__Problem to work on__.
Work out how many lines hold "security". Give the number and nothing else.

__Dataset items__.
________________________________________
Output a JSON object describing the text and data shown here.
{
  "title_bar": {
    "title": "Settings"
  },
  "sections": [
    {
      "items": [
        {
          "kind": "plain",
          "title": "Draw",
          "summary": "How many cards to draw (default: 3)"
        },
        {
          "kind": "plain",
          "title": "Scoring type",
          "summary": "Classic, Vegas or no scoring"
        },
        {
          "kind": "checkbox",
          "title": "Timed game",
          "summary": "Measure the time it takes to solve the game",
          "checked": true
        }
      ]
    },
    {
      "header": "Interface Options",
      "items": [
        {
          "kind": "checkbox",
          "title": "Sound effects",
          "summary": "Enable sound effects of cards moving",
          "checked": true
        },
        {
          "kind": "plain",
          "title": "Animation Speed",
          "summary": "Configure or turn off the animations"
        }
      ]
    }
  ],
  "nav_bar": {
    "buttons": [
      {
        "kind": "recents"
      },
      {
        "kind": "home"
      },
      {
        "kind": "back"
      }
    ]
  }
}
________________________________________
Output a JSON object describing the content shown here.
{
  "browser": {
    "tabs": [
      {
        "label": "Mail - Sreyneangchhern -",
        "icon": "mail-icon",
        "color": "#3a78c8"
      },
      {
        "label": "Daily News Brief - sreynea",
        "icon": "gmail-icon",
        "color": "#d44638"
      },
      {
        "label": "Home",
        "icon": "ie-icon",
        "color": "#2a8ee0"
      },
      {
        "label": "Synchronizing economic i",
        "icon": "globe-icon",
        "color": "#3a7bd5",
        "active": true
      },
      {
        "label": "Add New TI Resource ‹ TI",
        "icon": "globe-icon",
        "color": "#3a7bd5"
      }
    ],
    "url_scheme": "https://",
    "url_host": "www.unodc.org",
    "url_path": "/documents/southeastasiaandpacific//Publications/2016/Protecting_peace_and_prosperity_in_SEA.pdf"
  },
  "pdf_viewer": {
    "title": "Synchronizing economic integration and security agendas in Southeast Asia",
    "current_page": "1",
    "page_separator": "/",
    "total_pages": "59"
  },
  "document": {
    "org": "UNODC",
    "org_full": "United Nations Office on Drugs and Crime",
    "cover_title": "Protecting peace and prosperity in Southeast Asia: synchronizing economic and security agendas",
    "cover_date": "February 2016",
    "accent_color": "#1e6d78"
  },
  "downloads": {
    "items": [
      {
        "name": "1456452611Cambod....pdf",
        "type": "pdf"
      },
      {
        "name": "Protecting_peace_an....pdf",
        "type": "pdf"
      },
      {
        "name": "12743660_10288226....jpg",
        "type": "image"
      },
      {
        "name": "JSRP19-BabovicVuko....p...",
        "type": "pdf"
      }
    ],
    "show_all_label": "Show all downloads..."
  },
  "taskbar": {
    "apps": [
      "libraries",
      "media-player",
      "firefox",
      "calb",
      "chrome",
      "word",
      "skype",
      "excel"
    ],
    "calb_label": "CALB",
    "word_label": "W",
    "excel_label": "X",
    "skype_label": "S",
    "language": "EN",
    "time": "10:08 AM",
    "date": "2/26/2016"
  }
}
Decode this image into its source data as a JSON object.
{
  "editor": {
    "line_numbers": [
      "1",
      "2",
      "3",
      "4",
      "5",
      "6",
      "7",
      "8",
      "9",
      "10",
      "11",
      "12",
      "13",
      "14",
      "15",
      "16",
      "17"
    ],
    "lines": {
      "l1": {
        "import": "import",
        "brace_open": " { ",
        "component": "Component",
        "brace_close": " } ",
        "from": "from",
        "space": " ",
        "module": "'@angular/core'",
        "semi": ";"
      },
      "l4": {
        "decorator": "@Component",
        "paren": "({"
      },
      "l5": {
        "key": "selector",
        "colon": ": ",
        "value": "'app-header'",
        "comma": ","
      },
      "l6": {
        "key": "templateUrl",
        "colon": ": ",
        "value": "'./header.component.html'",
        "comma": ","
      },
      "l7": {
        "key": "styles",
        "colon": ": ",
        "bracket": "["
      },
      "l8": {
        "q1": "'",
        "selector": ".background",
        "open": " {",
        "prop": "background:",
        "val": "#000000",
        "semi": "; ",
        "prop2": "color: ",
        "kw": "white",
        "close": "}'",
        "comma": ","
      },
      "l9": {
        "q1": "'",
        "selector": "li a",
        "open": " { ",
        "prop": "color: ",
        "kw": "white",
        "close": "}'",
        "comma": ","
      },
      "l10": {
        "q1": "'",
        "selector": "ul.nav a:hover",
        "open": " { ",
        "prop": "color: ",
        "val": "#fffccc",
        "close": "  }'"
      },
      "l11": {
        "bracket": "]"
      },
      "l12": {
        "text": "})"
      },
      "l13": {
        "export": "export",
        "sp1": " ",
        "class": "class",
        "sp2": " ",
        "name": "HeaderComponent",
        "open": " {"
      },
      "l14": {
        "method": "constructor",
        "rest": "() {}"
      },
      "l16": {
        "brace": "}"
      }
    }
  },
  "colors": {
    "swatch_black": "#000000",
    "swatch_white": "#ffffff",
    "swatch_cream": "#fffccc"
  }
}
________________________________________
__In response__.
2